-- START OF ENTRIES SHOWN --

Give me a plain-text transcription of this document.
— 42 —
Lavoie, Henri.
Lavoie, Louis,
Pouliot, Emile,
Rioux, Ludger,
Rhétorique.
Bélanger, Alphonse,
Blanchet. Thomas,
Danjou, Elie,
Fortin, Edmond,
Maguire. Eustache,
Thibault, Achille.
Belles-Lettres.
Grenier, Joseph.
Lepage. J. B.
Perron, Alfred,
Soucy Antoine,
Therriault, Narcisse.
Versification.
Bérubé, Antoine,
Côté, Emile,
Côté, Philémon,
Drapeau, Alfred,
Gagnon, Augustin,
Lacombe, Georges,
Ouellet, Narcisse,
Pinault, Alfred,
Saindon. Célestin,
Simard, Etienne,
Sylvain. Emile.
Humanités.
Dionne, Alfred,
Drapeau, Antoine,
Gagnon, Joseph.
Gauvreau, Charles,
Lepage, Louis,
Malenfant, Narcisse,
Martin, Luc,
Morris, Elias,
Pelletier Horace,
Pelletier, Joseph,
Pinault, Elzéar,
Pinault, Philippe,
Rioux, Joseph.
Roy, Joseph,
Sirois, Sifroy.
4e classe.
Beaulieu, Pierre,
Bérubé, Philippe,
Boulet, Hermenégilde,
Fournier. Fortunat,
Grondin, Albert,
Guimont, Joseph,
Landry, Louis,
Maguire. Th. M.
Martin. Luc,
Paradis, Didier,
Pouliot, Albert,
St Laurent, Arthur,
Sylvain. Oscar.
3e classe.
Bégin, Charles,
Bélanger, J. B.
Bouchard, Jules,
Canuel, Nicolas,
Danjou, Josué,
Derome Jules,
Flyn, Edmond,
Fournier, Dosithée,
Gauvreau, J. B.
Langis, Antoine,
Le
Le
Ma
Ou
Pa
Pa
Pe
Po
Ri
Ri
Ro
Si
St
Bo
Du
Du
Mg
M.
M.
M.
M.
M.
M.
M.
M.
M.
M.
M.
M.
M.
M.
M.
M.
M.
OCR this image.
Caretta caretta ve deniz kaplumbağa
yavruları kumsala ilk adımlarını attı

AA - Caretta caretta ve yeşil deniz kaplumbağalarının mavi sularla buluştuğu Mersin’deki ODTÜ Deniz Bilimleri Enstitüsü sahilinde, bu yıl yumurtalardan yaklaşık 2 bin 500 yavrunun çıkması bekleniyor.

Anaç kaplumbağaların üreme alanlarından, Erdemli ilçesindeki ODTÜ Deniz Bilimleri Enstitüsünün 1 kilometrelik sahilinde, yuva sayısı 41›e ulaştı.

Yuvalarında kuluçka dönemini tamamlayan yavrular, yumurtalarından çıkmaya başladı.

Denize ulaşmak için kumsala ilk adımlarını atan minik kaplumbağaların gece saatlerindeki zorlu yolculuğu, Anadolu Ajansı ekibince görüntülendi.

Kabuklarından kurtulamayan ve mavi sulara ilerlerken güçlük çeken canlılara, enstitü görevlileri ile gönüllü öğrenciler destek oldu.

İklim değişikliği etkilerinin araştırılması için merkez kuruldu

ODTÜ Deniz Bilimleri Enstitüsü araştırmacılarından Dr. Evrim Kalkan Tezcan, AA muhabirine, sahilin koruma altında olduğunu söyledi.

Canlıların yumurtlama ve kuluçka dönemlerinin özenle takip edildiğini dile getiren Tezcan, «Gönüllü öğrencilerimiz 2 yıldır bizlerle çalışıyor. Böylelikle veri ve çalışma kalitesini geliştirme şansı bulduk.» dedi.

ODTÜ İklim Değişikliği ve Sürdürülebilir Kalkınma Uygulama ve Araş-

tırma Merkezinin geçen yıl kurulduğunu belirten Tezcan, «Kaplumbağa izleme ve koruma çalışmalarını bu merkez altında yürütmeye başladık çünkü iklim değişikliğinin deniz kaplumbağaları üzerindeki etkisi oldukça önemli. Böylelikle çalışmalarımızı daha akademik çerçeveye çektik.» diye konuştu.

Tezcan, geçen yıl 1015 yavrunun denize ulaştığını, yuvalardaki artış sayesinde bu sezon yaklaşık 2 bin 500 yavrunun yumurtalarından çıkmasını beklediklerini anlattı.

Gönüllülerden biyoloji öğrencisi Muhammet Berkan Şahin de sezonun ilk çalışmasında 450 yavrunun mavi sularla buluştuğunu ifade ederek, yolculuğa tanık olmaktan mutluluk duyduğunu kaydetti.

-- END OF ENTRIES SHOWN --

§ **DIRECTIONS**
Make an exact copy of the records.

§ **RESULT FOR THIS EXERCISE**
Give me a plain-text transcription of this document.
— 42 —
Lavoie, Henri.
Lavoie, Louis,
Pouliot, Emile,
Rioux, Ludger,
Rhétorique.
Bélanger, Alphonse,
Blanchet. Thomas,
Danjou, Elie,
Fortin, Edmond,
Maguire. Eustache,
Thibault, Achille.
Belles-Lettres.
Grenier, Joseph.
Lepage. J. B.
Perron, Alfred,
Soucy Antoine,
Therriault, Narcisse.
Versification.
Bérubé, Antoine,
Côté, Emile,
Côté, Philémon,
Drapeau, Alfred,
Gagnon, Augustin,
Lacombe, Georges,
Ouellet, Narcisse,
Pinault, Alfred,
Saindon. Célestin,
Simard, Etienne,
Sylvain. Emile.
Humanités.
Dionne, Alfred,
Drapeau, Antoine,
Gagnon, Joseph.
Gauvreau, Charles,
Lepage, Louis,
Malenfant, Narcisse,
Martin, Luc,
Morris, Elias,
Pelletier Horace,
Pelletier, Joseph,
Pinault, Elzéar,
Pinault, Philippe,
Rioux, Joseph.
Roy, Joseph,
Sirois, Sifroy.
4e classe.
Beaulieu, Pierre,
Bérubé, Philippe,
Boulet, Hermenégilde,
Fournier. Fortunat,
Grondin, Albert,
Guimont, Joseph,
Landry, Louis,
Maguire. Th. M.
Martin. Luc,
Paradis, Didier,
Pouliot, Albert,
St Laurent, Arthur,
Sylvain. Oscar.
3e classe.
Bégin, Charles,
Bélanger, J. B.
Bouchard, Jules,
Canuel, Nicolas,
Danjou, Josué,
Derome Jules,
Flyn, Edmond,
Fournier, Dosithée,
Gauvreau, J. B.
Langis, Antoine,
Le
Le
Ma
Ou
Pa
Pa
Pe
Po
Ri
Ri
Ro
Si
St
Bo
Du
Du
Mg
M.
M.
M.
M.
M.
M.
M.
M.
M.
M.
M.
M.
M.
M.
M.
M.
M.
OCR this image.
Caretta caretta ve deniz kaplumbağa
yavruları kumsala ilk adımlarını attı

AA - Caretta caretta ve yeşil deniz kaplumbağalarının mavi sularla buluştuğu Mersin’deki ODTÜ Deniz Bilimleri Enstitüsü sahilinde, bu yıl yumurtalardan yaklaşık 2 bin 500 yavrunun çıkması bekleniyor.

Anaç kaplumbağaların üreme alanlarından, Erdemli ilçesindeki ODTÜ Deniz Bilimleri Enstitüsünün 1 kilometrelik sahilinde, yuva sayısı 41›e ulaştı.

Yuvalarında kuluçka dönemini tamamlayan yavrular, yumurtalarından çıkmaya başladı.

Denize ulaşmak için kumsala ilk adımlarını atan minik kaplumbağaların gece saatlerindeki zorlu yolculuğu, Anadolu Ajansı ekibince görüntülendi.

Kabuklarından kurtulamayan ve mavi sulara ilerlerken güçlük çeken canlılara, enstitü görevlileri ile gönüllü öğrenciler destek oldu.

İklim değişikliği etkilerinin araştırılması için merkez kuruldu

ODTÜ Deniz Bilimleri Enstitüsü araştırmacılarından Dr. Evrim Kalkan Tezcan, AA muhabirine, sahilin koruma altında olduğunu söyledi.

Canlıların yumurtlama ve kuluçka dönemlerinin özenle takip edildiğini dile getiren Tezcan, «Gönüllü öğrencilerimiz 2 yıldır bizlerle çalışıyor. Böylelikle veri ve çalışma kalitesini geliştirme şansı bulduk.» dedi.

ODTÜ İklim Değişikliği ve Sürdürülebilir Kalkınma Uygulama ve Araş-

tırma Merkezinin geçen yıl kurulduğunu belirten Tezcan, «Kaplumbağa izleme ve koruma çalışmalarını bu merkez altında yürütmeye başladık çünkü iklim değişikliğinin deniz kaplumbağaları üzerindeki etkisi oldukça önemli. Böylelikle çalışmalarımızı daha akademik çerçeveye çektik.» diye konuştu.

Tezcan, geçen yıl 1015 yavrunun denize ulaştığını, yuvalardaki artış sayesinde bu sezon yaklaşık 2 bin 500 yavrunun yumurtalarından çıkmasını beklediklerini anlattı.

Gönüllülerden biyoloji öğrencisi Muhammet Berkan Şahin de sezonun ilk çalışmasında 450 yavrunun mavi sularla buluştuğunu ifade ederek, yolculuğa tanık olmaktan mutluluk duyduğunu kaydetti.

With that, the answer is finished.